» EXERCISE GOAL: Show, from the entries below, every line in which "time" appears.

[Dataset items]
* * *

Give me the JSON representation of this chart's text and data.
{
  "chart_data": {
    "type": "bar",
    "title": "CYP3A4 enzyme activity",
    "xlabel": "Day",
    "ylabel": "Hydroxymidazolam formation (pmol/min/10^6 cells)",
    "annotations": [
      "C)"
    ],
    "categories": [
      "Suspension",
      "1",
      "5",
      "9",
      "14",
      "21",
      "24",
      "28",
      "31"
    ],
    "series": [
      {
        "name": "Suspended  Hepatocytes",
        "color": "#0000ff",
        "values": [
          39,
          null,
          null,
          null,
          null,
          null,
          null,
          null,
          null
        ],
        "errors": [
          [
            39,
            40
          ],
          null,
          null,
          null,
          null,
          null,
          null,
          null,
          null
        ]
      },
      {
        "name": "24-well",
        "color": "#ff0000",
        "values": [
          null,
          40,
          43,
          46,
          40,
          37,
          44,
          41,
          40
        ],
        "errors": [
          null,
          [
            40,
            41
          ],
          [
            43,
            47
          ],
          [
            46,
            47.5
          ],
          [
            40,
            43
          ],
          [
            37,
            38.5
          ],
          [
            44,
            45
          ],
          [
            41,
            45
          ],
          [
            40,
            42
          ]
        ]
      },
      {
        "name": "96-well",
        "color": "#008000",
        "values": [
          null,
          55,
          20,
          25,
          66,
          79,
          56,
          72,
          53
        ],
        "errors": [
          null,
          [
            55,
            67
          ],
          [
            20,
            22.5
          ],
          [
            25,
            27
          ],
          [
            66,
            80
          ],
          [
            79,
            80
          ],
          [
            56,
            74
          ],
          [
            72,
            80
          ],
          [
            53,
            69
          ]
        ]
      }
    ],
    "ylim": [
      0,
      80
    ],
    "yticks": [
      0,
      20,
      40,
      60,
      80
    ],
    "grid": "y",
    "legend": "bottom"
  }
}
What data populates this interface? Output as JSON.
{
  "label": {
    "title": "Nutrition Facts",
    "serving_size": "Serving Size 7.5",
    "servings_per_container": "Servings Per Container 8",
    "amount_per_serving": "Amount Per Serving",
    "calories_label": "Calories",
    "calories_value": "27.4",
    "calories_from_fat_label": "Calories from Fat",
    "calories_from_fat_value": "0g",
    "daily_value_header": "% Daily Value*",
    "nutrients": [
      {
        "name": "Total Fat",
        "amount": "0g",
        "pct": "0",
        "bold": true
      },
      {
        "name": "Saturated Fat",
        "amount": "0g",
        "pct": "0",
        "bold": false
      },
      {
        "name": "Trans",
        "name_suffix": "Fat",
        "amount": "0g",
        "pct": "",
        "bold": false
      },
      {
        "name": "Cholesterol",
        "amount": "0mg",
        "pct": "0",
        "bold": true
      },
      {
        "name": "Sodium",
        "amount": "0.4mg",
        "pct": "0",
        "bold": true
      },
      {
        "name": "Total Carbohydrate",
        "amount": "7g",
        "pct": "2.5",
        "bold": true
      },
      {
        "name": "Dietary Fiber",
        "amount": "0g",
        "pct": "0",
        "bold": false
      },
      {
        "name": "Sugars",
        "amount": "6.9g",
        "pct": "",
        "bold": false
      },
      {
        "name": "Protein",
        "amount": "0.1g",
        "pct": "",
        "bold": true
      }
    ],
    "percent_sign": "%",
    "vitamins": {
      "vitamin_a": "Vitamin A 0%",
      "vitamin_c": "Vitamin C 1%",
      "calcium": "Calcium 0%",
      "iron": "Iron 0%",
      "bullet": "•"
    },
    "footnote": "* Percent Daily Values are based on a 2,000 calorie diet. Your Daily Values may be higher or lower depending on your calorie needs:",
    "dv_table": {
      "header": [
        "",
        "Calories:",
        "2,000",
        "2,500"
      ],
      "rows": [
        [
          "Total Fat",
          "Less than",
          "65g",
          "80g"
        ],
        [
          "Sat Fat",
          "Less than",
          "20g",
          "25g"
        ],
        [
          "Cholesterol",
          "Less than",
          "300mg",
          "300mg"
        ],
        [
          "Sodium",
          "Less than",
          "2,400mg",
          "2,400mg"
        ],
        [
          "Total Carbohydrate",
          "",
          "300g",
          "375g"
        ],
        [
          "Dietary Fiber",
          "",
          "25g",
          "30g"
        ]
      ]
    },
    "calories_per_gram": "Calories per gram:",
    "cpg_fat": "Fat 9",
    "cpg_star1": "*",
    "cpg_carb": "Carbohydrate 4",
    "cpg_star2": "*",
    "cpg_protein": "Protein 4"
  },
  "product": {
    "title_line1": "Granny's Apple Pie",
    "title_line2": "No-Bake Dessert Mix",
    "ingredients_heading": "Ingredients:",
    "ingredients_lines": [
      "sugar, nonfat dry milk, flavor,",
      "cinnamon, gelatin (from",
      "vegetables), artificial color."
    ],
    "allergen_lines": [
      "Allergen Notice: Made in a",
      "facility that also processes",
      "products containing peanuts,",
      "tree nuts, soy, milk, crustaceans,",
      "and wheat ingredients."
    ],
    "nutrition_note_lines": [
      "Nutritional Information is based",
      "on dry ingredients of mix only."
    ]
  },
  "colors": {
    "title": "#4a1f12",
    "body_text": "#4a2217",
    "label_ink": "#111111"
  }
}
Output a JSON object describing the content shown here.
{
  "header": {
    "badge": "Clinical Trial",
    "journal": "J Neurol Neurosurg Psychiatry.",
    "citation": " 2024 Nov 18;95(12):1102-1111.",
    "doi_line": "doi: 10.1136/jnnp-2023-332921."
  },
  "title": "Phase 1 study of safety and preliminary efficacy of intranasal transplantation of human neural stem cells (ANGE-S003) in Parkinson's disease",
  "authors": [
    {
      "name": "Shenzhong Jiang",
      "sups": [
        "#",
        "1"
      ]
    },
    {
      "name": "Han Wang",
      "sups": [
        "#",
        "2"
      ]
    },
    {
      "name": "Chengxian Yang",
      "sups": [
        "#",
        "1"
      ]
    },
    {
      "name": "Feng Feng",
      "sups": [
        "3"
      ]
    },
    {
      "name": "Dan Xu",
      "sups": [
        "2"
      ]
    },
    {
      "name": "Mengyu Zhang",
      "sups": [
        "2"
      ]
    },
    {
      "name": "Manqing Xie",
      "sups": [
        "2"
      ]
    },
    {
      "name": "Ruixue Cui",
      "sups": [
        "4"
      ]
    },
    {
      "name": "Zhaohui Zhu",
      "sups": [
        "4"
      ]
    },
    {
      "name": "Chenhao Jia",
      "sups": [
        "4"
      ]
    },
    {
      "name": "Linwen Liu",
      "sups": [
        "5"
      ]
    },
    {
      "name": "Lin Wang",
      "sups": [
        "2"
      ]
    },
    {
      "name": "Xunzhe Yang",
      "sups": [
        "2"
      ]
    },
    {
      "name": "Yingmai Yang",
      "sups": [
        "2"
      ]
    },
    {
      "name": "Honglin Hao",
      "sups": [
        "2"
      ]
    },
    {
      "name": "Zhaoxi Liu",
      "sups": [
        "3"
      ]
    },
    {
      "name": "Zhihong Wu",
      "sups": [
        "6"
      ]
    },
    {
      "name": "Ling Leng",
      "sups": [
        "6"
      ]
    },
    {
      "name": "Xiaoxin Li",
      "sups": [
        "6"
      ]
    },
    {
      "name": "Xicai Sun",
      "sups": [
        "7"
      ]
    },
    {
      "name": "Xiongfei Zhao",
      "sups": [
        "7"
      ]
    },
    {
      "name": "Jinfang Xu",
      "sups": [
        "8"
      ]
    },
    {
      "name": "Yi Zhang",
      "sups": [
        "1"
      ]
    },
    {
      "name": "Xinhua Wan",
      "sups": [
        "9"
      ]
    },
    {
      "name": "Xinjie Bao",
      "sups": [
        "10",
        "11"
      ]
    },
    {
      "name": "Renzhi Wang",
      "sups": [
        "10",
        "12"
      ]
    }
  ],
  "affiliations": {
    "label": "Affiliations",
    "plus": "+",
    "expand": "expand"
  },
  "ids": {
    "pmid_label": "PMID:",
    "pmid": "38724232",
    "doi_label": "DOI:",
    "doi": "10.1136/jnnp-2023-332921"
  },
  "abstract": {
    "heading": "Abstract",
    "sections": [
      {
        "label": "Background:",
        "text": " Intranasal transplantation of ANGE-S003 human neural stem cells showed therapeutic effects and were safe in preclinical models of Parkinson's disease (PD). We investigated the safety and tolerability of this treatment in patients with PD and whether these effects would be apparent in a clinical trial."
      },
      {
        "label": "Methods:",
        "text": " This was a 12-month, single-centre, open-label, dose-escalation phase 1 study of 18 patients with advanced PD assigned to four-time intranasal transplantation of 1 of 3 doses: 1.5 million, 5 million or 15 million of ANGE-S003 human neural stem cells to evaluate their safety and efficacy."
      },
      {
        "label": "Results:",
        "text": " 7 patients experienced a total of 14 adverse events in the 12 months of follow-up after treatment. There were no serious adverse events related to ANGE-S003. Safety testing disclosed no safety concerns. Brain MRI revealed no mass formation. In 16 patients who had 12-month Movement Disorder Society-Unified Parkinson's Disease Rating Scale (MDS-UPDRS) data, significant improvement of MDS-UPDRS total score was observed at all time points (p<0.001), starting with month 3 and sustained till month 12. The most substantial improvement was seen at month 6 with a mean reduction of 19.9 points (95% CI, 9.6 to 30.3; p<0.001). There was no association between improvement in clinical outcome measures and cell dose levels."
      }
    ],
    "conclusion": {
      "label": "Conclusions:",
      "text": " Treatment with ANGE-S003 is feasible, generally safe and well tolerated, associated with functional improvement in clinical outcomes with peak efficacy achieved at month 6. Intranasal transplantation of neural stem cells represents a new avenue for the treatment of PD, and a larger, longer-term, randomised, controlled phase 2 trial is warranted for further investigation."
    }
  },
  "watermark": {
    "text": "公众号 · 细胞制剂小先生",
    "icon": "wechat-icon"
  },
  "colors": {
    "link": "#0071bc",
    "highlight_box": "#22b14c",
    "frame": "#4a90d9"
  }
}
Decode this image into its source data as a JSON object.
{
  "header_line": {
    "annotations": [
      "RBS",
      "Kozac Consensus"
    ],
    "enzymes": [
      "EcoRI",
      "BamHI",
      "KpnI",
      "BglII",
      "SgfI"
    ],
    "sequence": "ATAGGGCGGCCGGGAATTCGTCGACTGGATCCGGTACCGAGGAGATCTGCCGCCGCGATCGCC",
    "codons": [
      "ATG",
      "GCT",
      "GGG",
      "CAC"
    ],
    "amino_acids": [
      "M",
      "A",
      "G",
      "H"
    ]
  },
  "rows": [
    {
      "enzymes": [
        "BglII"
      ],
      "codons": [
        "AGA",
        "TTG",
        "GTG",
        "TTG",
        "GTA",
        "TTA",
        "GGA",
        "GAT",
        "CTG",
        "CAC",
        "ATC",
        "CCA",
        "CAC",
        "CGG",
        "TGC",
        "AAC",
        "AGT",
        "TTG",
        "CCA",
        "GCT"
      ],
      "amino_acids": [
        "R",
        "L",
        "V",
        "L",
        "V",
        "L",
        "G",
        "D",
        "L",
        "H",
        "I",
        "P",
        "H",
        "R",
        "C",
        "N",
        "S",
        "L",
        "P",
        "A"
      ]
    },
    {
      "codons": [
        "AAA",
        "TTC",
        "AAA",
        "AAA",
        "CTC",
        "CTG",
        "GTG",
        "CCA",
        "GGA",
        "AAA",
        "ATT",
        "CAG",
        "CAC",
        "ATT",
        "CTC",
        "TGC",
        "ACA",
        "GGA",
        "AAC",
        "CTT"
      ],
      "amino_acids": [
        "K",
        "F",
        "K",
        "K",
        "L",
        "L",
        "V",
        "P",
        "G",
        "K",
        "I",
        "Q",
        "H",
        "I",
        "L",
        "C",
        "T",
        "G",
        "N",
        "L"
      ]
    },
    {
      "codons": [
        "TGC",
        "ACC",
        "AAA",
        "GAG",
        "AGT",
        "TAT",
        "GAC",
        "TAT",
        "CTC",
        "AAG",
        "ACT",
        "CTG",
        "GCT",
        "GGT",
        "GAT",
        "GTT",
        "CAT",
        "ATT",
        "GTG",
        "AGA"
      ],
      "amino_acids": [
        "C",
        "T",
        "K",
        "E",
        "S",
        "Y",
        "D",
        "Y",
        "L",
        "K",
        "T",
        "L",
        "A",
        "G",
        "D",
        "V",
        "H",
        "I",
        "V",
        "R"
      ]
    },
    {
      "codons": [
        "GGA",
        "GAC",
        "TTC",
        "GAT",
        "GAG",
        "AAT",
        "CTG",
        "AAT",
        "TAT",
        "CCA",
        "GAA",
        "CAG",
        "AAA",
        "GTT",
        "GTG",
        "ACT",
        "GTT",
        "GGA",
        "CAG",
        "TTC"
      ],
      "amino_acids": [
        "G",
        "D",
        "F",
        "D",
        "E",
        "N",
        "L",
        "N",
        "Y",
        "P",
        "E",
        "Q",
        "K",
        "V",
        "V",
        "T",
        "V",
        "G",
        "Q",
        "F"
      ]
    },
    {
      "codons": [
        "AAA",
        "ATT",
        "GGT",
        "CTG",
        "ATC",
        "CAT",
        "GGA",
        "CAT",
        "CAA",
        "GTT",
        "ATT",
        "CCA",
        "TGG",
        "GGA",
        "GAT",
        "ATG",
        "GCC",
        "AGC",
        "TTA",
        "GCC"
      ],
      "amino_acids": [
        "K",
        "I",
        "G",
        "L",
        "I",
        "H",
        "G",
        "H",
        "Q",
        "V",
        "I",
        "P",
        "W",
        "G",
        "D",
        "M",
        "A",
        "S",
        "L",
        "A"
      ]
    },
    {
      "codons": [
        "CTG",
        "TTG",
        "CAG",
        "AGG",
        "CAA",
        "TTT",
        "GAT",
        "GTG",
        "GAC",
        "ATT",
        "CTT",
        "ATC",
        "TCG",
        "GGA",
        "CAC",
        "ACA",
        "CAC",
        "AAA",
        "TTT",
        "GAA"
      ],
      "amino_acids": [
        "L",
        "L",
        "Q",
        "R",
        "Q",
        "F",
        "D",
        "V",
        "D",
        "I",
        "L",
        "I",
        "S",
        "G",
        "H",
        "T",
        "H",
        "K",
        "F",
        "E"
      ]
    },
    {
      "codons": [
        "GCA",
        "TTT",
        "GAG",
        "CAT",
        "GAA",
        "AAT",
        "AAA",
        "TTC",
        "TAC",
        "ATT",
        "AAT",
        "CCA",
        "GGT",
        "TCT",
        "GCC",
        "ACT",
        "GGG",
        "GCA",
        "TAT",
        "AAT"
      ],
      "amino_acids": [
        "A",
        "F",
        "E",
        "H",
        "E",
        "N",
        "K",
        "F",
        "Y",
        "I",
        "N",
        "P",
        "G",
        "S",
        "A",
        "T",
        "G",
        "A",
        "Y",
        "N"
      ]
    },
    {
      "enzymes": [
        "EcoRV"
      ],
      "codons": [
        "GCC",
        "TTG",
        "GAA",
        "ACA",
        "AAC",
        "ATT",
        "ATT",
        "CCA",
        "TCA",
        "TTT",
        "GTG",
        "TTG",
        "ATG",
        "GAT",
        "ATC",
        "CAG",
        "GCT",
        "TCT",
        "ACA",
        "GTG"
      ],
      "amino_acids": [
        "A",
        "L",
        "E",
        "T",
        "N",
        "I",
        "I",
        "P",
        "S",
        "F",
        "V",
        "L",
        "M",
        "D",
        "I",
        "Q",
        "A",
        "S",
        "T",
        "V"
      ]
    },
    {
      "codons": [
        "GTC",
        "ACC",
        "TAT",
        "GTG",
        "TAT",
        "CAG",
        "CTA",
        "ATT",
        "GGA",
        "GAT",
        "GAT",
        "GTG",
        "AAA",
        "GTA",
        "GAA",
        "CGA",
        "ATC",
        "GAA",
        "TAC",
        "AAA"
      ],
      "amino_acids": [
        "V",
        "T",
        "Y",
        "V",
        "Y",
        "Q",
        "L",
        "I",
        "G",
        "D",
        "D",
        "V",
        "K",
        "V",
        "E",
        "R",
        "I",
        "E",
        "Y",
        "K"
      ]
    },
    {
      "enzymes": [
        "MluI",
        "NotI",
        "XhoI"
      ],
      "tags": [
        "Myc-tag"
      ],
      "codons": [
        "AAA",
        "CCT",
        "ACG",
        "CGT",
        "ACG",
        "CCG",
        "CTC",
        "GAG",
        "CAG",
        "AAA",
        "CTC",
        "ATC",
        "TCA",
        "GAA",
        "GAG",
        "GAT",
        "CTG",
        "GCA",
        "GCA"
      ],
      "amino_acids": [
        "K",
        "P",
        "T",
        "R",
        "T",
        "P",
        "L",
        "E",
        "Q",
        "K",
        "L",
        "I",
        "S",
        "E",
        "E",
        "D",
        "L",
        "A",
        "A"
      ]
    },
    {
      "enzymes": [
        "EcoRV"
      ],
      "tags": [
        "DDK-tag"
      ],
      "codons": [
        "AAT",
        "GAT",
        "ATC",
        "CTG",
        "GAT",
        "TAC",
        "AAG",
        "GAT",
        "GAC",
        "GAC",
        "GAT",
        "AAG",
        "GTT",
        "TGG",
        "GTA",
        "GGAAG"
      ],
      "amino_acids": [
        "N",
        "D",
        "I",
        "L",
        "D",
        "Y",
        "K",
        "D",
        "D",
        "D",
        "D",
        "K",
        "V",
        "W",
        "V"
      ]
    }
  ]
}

* * *

» RESULT FOR THIS EXERCISE:
        "text": " This was a 12-month, single-centre, open-label, dose-escalation phase 1 study of 18 patients with advanced PD assigned to four-time intranasal transplantation of 1 of 3 doses: 1.5 million, 5 million or 15 million of ANGE-S003 human neural stem cells to evaluate their safety and efficacy."
        "text": " 7 patients experienced a total of 14 adverse events in the 12 months of follow-up after treatment. There were no serious adverse events related to ANGE-S003. Safety testing disclosed no safety concerns. Brain MRI revealed no mass formation. In 16 patients who had 12-month Movement Disorder Society-Unified Parkinson's Disease Rating Scale (MDS-UPDRS) data, significant improvement of MDS-UPDRS total score was observed at all time points (p<0.001), starting with month 3 and sustained till month 12. The most substantial improvement was seen at month 6 with a mean reduction of 19.9 points (95% CI, 9.6 to 30.3; p<0.001). There was no association between improvement in clinical outcome measures and cell dose levels."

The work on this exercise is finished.